▸ **DATA SUPPLIED**
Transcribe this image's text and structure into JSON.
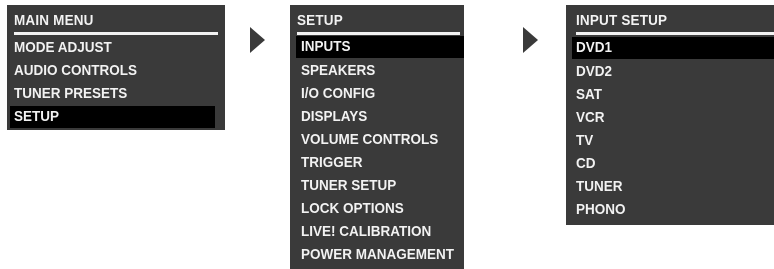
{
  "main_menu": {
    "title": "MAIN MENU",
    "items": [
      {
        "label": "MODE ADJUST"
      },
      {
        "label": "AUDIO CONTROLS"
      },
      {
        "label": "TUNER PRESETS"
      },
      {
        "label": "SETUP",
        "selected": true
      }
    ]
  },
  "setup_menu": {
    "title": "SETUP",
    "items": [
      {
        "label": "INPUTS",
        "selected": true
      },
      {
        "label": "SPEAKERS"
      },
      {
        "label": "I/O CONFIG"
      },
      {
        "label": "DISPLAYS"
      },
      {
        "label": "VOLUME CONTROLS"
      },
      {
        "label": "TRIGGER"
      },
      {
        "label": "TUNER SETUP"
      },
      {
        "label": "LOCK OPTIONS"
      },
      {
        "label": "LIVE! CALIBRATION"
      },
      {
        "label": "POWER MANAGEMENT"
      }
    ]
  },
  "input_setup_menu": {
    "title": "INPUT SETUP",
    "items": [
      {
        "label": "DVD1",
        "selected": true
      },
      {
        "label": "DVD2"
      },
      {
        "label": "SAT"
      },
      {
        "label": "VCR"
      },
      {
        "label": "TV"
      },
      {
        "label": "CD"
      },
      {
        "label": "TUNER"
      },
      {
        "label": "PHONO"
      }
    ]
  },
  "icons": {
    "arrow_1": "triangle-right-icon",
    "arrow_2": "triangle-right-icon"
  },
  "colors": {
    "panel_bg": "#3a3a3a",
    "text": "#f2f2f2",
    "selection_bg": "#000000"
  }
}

▸ **TASK DETAILS**
Find all lines holding the string "text" and copy them.

▸ **SOLUTION TO THE EXERCISE**
Transcribe this image's text and structure into JSON.
    "text": "#f2f2f2",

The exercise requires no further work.